Exercise:
Each line in the entries below that holds the string "Female" is to be listed.
* start Material to process *
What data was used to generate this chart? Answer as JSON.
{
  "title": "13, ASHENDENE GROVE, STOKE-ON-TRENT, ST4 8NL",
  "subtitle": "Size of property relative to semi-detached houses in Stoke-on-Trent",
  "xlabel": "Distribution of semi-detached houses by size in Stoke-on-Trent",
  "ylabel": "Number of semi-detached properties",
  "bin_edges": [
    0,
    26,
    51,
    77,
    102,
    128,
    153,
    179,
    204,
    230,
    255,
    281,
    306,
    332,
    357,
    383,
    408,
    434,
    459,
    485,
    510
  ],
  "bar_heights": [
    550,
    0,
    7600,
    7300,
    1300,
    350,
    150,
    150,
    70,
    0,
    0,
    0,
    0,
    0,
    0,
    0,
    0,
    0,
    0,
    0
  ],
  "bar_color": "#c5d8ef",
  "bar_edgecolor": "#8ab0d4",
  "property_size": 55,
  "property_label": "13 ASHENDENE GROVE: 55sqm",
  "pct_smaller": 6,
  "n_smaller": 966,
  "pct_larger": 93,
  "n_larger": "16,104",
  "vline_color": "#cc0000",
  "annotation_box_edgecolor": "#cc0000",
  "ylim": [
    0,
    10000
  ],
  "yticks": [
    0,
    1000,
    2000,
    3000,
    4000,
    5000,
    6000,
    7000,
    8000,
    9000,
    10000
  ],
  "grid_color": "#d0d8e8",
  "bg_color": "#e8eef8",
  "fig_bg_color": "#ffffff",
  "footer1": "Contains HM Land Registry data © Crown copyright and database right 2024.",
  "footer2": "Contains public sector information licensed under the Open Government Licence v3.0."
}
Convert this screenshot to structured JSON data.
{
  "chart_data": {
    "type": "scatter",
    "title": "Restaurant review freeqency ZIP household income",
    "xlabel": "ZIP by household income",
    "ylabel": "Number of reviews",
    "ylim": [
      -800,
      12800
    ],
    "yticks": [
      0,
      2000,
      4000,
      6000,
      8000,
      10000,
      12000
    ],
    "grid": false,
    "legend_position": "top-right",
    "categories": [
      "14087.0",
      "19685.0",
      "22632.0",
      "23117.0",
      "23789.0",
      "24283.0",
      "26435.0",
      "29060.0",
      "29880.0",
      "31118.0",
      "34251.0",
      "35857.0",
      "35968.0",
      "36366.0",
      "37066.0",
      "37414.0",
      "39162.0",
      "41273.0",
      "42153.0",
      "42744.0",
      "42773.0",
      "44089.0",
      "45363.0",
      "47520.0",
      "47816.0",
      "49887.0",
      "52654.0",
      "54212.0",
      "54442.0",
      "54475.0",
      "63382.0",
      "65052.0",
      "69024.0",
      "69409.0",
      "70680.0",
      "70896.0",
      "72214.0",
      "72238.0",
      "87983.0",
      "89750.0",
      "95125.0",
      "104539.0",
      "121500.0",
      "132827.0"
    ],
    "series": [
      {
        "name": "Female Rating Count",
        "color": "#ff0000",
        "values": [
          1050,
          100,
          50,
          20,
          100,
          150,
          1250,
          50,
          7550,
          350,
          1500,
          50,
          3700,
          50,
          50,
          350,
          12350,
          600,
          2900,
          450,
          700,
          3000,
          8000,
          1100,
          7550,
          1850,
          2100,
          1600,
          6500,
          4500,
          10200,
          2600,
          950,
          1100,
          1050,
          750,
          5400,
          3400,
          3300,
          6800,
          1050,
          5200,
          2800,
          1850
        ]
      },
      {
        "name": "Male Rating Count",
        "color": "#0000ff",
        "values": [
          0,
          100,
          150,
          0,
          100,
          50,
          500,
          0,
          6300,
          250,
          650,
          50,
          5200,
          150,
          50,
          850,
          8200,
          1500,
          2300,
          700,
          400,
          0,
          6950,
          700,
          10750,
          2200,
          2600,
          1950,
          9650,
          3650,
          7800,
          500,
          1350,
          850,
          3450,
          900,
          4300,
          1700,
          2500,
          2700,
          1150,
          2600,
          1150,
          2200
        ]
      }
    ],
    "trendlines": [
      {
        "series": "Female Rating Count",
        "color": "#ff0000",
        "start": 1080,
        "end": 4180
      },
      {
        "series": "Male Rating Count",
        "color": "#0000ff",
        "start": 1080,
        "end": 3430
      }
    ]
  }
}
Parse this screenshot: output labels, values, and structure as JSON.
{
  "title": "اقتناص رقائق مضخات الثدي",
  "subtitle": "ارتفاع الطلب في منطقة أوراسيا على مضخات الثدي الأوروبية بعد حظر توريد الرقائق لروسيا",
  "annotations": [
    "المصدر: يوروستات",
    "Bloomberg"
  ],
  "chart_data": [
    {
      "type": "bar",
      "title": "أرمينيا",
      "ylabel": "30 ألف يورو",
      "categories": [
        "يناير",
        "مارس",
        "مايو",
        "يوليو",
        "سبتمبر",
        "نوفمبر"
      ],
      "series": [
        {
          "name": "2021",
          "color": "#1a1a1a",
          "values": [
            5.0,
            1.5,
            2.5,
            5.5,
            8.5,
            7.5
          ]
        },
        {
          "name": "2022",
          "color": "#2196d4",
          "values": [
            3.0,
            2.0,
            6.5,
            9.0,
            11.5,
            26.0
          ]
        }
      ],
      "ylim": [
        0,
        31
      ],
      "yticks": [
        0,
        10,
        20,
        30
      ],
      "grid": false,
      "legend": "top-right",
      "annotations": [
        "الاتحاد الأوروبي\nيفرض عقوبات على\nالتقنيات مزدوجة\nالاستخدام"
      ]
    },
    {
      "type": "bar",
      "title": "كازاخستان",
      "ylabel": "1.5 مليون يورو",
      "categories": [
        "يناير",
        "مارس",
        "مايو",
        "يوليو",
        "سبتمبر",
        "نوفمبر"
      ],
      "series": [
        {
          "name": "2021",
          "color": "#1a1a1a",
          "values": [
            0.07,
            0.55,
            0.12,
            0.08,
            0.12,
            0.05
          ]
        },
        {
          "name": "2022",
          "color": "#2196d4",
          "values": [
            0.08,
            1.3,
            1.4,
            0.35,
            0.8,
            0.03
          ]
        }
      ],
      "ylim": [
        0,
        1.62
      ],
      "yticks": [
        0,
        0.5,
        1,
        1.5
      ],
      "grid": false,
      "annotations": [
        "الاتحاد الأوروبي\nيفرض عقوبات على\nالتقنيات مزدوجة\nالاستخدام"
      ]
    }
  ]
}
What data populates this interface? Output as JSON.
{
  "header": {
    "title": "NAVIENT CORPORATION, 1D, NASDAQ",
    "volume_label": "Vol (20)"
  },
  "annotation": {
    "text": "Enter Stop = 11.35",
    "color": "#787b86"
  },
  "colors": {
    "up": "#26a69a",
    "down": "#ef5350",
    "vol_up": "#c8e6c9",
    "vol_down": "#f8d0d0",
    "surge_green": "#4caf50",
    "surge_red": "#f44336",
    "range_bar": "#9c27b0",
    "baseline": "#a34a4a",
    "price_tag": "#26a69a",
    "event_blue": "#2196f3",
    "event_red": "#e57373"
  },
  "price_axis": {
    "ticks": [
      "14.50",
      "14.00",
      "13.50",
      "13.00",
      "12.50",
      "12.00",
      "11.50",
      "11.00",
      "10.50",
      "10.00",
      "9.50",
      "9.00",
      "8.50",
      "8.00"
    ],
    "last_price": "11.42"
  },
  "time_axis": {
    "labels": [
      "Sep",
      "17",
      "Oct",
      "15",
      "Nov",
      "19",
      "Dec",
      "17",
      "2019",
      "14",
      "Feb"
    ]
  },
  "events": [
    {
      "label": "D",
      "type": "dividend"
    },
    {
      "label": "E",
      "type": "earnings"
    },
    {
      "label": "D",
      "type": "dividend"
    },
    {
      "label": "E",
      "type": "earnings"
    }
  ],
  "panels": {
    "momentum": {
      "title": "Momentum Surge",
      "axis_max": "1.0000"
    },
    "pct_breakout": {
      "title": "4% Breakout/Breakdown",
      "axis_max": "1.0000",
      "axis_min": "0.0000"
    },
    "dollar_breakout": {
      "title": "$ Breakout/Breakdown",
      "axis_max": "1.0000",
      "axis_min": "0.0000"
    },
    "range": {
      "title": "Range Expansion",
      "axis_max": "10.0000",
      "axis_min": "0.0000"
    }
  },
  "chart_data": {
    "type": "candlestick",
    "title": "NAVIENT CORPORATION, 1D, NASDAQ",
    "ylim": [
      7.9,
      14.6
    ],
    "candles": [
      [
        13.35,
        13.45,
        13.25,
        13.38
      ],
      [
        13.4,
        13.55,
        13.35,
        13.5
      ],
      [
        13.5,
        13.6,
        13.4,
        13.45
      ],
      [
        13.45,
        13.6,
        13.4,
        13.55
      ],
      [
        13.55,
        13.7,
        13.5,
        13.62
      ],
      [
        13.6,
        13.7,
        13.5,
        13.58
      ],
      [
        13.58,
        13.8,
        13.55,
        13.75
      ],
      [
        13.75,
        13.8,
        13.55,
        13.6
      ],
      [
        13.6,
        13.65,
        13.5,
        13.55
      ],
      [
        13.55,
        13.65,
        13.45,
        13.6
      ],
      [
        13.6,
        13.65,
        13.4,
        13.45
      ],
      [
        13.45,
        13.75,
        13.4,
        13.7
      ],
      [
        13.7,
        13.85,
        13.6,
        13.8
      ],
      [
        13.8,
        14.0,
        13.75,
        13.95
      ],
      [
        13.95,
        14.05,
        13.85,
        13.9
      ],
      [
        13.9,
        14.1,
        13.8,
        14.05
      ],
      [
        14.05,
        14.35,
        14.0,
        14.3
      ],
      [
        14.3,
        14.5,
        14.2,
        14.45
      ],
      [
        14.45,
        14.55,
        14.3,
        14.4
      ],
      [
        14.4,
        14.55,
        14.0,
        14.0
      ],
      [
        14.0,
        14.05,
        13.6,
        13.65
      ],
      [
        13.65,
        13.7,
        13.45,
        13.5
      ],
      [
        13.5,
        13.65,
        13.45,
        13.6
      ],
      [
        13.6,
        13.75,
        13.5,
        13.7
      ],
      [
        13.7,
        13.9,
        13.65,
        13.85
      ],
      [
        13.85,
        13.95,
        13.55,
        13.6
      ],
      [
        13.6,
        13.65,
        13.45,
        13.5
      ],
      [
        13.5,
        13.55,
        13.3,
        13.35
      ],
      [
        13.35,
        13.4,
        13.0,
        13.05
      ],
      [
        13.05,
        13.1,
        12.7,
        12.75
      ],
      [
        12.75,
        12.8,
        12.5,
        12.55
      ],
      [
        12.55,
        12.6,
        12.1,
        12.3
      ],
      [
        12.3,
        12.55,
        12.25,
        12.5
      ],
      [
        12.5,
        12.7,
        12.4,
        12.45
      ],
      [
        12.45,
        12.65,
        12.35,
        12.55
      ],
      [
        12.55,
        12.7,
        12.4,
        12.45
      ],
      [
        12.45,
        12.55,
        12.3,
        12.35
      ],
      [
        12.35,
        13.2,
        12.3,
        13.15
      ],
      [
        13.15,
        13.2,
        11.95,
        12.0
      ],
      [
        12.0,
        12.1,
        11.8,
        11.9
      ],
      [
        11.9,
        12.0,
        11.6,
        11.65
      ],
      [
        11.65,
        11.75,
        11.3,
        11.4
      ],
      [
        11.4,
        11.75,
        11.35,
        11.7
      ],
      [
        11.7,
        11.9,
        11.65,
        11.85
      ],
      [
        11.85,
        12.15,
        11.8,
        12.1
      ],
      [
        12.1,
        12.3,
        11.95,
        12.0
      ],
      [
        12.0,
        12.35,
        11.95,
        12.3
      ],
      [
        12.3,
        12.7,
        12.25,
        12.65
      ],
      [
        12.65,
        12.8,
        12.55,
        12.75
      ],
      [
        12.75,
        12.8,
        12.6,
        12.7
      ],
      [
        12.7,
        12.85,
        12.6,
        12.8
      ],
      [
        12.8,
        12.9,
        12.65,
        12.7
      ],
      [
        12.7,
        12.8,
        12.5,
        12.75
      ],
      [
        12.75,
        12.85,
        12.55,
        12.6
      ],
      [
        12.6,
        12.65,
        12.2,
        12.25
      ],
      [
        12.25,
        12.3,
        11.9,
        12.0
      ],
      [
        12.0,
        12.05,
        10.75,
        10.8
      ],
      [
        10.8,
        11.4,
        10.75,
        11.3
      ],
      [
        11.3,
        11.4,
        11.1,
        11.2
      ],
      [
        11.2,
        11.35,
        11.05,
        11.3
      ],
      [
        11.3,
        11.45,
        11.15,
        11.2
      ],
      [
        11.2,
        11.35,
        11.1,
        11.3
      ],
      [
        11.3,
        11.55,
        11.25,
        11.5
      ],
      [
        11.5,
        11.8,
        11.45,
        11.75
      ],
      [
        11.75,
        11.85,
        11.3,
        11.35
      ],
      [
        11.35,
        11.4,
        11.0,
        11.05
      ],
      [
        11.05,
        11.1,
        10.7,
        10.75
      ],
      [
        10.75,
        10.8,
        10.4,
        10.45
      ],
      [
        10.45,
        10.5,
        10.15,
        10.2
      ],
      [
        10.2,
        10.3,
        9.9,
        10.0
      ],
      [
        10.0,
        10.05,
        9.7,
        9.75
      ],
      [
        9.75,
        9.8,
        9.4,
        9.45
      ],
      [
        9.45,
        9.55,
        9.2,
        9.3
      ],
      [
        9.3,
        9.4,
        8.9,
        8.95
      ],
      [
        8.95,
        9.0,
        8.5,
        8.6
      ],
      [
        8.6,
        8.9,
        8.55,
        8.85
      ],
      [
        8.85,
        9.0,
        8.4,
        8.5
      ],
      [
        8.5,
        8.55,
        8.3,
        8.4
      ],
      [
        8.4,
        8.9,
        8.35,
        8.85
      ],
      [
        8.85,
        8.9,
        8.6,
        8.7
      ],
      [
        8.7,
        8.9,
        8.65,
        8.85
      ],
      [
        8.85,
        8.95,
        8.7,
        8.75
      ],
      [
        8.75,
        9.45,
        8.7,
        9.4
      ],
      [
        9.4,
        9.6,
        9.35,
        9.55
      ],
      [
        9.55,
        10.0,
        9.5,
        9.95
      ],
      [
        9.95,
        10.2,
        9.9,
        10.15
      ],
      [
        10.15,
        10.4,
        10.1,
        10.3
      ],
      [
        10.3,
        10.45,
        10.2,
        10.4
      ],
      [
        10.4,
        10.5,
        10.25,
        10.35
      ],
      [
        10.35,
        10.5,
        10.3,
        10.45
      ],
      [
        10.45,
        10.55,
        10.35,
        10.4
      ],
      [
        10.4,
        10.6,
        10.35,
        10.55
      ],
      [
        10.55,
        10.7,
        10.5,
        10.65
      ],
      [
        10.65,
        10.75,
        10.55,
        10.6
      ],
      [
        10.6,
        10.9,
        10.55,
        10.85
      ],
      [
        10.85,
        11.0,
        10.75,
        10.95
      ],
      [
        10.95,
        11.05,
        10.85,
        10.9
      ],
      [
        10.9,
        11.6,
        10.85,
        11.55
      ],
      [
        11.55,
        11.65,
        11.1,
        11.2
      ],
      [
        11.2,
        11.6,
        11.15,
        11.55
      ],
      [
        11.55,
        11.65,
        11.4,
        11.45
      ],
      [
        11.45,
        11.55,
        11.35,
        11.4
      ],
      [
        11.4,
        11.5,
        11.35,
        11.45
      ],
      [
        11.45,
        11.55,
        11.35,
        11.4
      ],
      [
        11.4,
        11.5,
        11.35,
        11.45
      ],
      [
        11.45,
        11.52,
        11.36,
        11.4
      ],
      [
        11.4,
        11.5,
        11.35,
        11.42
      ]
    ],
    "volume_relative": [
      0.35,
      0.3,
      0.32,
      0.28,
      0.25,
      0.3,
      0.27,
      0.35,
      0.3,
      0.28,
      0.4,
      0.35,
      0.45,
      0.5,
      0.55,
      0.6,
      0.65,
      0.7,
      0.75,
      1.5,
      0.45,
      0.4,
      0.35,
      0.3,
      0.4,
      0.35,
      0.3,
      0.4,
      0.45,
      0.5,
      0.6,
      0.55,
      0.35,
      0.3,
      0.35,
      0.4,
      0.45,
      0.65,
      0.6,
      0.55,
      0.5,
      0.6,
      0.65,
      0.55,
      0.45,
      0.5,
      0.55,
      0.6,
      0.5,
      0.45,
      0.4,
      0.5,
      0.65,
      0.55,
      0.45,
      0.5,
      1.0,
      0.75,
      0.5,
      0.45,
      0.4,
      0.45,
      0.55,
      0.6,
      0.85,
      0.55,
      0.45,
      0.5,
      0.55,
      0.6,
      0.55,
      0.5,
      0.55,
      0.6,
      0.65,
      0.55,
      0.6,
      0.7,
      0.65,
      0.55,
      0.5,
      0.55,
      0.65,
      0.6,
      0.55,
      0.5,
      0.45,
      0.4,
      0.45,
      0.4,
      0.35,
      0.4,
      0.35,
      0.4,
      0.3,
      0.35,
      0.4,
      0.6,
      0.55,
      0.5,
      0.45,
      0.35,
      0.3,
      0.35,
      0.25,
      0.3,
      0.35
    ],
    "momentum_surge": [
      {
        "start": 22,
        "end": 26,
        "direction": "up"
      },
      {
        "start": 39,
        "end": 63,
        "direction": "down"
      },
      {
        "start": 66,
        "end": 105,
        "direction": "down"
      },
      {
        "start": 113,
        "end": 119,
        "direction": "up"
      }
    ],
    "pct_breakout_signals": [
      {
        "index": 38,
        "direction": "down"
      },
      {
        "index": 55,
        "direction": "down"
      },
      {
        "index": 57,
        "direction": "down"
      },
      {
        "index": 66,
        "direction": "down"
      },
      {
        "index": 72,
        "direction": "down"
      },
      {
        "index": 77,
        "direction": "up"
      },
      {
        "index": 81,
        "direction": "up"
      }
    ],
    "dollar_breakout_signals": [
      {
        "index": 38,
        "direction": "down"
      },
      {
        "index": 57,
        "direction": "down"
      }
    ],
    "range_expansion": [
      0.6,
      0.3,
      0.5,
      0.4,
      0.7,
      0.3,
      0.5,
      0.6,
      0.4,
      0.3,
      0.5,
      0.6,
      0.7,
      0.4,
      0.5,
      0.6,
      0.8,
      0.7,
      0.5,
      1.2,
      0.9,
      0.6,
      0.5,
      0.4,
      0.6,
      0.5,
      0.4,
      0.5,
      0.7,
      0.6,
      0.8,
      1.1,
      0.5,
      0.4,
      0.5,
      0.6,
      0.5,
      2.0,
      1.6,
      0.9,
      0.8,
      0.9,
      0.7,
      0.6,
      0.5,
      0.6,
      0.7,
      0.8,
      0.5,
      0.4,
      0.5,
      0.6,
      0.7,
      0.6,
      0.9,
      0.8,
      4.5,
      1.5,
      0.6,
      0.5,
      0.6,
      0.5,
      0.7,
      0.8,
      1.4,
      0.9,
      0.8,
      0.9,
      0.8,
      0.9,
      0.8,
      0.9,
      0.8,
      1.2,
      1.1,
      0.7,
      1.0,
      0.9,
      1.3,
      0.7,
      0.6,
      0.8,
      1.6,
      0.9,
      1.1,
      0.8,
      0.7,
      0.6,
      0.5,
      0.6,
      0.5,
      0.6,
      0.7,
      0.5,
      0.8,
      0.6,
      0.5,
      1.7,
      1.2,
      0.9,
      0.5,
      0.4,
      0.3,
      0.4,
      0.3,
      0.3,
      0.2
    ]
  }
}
* end Material to process *
The completed task:
        "name": "Female Rating Count",
        "series": "Female Rating Count",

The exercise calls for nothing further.